» **Problem**:
Locate every line in the records below that holds the word "spectrum" and return each one.

Figure content listings:
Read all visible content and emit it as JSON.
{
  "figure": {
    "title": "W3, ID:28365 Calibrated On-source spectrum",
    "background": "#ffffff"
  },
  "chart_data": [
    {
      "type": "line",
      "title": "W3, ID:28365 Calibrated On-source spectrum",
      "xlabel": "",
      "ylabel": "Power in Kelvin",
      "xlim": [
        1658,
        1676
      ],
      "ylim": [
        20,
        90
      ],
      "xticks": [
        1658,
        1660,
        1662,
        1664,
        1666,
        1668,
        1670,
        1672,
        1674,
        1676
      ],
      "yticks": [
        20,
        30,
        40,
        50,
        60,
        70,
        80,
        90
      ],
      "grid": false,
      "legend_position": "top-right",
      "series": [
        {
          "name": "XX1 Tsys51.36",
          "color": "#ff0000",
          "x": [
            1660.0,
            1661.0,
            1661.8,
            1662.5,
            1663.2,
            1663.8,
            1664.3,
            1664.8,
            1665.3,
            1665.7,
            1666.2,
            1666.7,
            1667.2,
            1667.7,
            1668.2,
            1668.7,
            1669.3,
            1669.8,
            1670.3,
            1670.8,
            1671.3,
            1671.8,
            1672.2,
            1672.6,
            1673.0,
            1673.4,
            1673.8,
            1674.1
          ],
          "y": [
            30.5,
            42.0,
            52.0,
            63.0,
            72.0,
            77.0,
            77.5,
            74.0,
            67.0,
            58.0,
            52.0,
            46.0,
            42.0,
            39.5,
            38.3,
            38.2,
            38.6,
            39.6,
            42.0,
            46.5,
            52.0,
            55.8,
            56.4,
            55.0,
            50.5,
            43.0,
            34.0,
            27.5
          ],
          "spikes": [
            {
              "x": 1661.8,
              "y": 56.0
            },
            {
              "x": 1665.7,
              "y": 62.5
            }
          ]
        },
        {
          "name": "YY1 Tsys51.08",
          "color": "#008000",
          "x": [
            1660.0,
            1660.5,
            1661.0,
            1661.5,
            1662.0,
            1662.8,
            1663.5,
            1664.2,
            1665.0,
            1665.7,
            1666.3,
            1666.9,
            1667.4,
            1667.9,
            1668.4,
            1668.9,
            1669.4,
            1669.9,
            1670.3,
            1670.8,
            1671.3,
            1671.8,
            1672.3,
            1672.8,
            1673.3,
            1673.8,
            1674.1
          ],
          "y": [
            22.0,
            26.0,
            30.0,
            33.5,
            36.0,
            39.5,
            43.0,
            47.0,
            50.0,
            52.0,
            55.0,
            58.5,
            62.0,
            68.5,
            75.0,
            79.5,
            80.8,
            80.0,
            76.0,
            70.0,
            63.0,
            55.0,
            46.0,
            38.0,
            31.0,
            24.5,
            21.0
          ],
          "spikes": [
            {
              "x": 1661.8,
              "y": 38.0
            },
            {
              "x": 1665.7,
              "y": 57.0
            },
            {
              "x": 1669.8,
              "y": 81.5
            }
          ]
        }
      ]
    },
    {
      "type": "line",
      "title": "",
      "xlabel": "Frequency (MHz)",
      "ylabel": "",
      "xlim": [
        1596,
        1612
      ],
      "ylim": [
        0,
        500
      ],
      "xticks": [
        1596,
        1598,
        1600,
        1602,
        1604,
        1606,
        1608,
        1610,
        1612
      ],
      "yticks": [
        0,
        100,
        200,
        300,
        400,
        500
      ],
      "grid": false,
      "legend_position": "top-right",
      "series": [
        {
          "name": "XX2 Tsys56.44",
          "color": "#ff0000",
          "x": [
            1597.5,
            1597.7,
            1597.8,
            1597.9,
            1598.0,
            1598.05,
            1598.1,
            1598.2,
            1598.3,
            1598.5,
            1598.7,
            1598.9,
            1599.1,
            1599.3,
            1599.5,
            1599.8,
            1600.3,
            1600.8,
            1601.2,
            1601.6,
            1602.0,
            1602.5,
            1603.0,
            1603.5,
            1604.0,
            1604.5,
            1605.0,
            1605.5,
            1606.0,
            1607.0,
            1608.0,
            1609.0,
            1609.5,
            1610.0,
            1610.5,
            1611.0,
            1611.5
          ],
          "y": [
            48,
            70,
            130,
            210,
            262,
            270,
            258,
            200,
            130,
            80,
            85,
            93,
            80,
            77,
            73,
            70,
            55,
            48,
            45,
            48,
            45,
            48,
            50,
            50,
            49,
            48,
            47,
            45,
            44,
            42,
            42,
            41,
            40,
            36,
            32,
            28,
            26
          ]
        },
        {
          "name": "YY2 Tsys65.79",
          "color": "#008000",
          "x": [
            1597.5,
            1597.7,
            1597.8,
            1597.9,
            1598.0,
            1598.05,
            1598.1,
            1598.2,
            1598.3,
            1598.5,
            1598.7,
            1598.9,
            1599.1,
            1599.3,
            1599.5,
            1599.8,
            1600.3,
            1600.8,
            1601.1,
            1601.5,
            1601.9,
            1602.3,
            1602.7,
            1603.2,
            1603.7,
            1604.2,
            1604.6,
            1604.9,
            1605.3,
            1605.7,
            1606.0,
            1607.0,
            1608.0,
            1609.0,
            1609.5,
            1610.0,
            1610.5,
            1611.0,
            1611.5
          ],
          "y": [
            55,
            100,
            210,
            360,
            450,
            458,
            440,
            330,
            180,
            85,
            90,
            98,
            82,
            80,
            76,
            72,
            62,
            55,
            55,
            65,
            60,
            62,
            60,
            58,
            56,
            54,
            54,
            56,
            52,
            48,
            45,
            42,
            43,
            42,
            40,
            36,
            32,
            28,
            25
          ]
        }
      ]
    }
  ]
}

...

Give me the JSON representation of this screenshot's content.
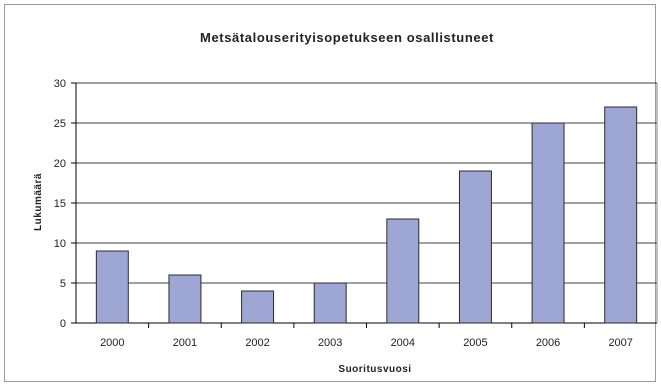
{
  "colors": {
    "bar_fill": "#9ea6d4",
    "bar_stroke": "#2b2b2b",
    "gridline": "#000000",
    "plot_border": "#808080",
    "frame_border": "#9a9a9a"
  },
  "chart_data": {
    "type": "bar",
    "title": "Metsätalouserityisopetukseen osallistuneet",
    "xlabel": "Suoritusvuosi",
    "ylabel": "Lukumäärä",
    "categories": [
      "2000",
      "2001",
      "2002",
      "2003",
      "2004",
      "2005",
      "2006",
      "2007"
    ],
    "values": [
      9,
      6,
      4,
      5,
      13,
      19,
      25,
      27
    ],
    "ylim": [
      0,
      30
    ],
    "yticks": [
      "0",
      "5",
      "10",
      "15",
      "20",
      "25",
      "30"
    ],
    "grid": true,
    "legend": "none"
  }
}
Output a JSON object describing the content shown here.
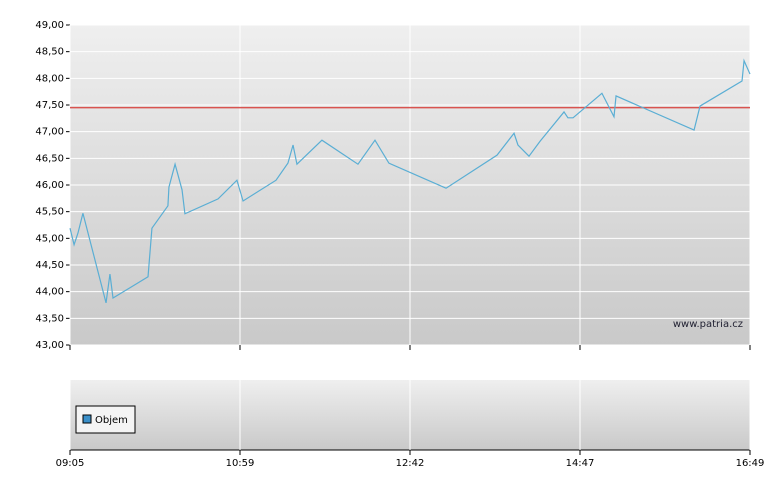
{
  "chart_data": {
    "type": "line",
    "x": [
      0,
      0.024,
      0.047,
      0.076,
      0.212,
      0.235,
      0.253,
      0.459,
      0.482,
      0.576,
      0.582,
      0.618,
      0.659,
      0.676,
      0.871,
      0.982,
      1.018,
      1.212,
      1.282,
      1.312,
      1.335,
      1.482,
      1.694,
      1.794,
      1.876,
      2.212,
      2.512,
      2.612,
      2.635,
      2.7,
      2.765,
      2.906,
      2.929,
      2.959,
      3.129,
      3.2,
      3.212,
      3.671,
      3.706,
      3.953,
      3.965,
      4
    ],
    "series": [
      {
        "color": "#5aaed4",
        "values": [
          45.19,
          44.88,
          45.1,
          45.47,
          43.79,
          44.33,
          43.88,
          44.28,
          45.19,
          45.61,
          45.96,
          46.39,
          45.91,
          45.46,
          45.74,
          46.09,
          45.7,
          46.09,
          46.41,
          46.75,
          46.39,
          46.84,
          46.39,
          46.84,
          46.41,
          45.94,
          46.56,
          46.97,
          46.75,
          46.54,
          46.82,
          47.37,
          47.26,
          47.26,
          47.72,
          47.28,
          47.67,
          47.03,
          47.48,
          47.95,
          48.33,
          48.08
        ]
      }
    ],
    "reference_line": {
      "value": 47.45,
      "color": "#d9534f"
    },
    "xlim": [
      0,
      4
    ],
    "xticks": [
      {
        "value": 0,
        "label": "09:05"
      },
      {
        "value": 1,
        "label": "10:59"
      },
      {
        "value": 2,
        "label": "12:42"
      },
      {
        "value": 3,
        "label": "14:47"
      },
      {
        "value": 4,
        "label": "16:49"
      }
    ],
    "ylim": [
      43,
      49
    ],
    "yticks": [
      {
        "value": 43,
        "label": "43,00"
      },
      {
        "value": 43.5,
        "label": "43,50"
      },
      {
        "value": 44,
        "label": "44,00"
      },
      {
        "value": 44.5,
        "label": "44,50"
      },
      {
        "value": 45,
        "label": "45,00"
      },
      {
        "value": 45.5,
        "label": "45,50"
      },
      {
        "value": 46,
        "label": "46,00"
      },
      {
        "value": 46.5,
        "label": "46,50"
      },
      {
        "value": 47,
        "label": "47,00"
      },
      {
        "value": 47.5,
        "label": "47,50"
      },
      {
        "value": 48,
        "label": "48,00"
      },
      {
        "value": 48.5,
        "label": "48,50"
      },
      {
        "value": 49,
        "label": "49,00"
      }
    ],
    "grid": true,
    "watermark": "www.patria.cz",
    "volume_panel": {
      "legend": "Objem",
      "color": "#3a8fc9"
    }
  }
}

» **Completed task**:
    "title": "W3, ID:28365 Calibrated On-source spectrum",
      "title": "W3, ID:28365 Calibrated On-source spectrum",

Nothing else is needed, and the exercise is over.